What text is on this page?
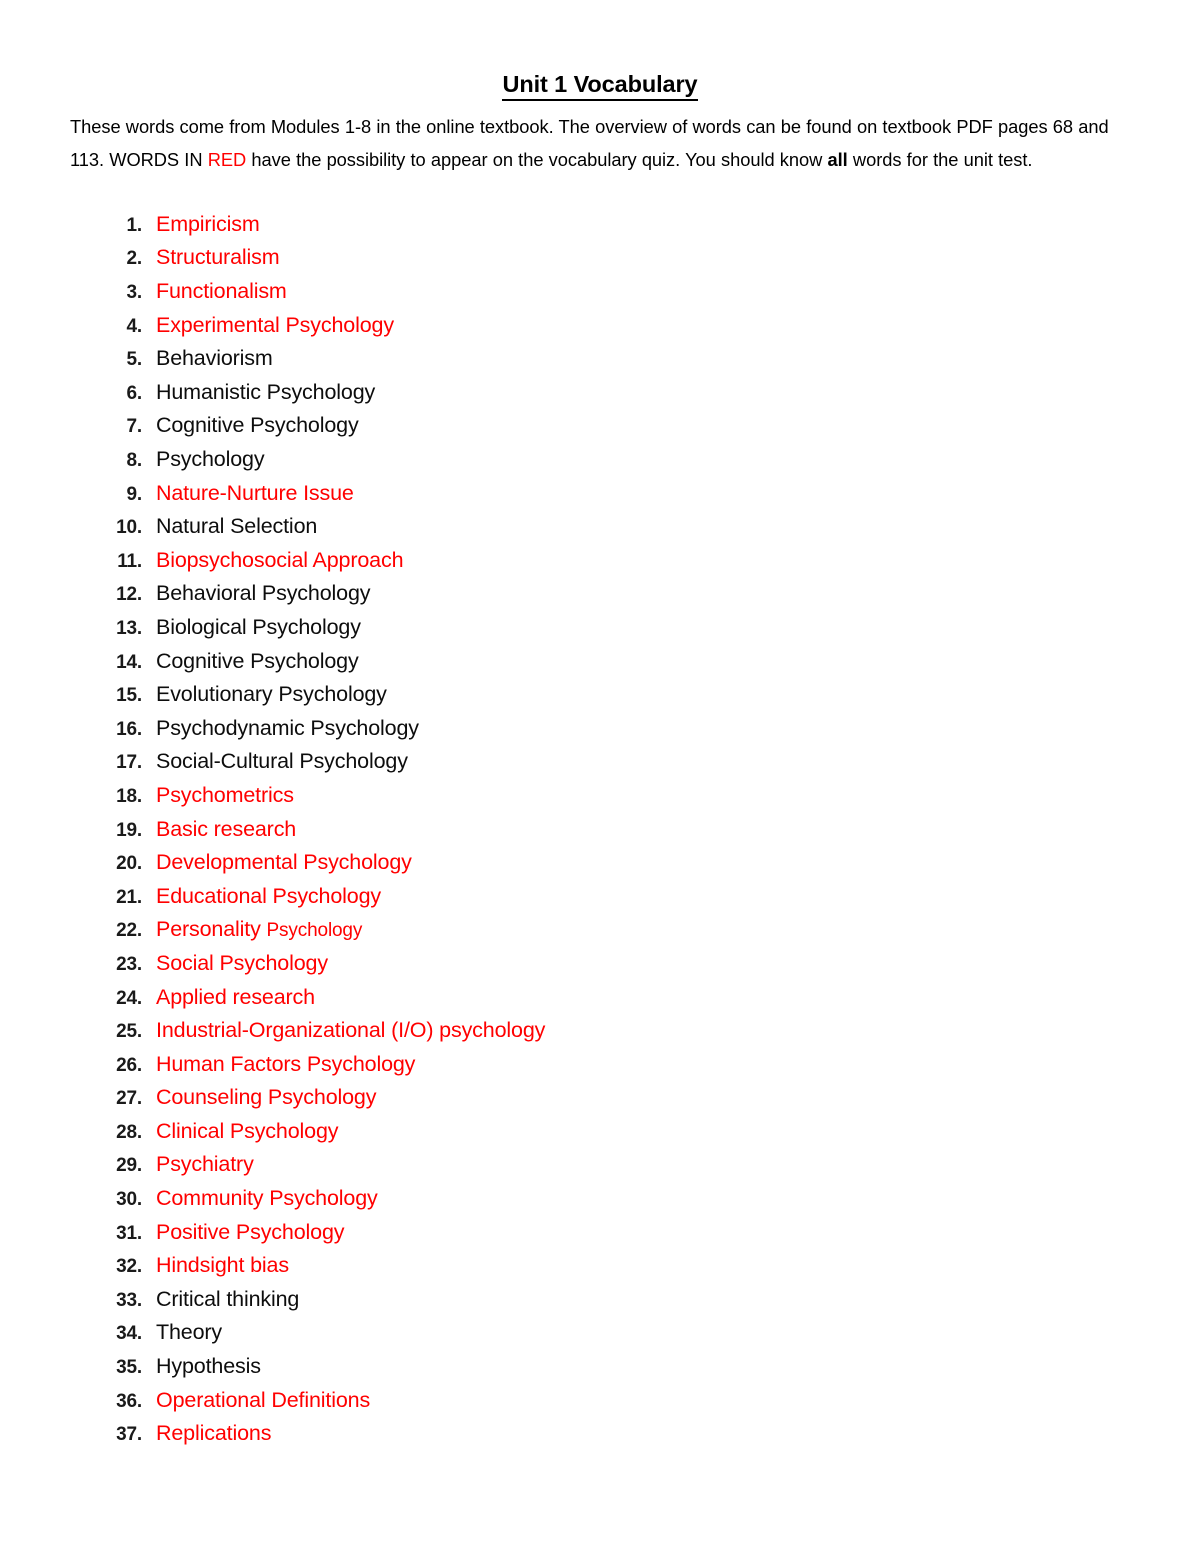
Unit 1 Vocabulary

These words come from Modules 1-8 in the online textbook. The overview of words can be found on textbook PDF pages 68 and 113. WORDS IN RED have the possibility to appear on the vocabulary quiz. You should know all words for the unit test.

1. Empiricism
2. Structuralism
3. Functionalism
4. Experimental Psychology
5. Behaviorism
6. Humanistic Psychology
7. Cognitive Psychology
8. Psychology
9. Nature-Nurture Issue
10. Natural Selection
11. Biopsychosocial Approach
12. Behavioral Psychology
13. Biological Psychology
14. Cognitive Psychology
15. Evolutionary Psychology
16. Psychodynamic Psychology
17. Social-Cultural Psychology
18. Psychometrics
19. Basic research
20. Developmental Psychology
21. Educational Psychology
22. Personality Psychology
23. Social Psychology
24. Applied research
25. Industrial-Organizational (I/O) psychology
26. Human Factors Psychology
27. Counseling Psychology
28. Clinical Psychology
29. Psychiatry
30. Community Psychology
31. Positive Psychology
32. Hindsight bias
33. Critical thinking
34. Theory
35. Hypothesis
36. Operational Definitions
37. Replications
········
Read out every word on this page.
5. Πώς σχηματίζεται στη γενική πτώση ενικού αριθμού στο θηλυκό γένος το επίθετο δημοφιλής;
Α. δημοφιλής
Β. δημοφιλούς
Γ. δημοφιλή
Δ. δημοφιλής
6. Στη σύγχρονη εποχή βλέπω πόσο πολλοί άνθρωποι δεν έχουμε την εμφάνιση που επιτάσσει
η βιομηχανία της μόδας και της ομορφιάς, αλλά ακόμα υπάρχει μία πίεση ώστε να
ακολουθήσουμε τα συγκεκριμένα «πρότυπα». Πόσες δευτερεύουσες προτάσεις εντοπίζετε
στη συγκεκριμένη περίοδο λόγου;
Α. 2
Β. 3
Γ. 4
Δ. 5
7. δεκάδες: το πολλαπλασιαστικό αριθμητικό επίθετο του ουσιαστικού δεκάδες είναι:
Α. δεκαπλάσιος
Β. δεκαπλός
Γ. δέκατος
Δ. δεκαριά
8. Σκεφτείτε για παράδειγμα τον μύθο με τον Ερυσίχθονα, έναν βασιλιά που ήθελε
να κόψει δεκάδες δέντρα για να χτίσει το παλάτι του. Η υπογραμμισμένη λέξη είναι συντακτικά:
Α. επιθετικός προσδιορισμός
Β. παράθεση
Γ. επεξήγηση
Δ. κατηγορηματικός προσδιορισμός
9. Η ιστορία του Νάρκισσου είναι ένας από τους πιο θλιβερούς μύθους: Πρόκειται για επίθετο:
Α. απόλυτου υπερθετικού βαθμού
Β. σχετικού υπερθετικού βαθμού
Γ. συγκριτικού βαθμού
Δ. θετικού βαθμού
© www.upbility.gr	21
········
● **Exercise requirements**:
Using the listing above, list every line in which the string "δεκάδες" occurs.

● **Answer to the exercise**:
7. δεκάδες: το πολλαπλασιαστικό αριθμητικό επίθετο του ουσιαστικού δεκάδες είναι:
να κόψει δεκάδες δέντρα για να χτίσει το παλάτι του. Η υπογραμμισμένη λέξη είναι συντακτικά:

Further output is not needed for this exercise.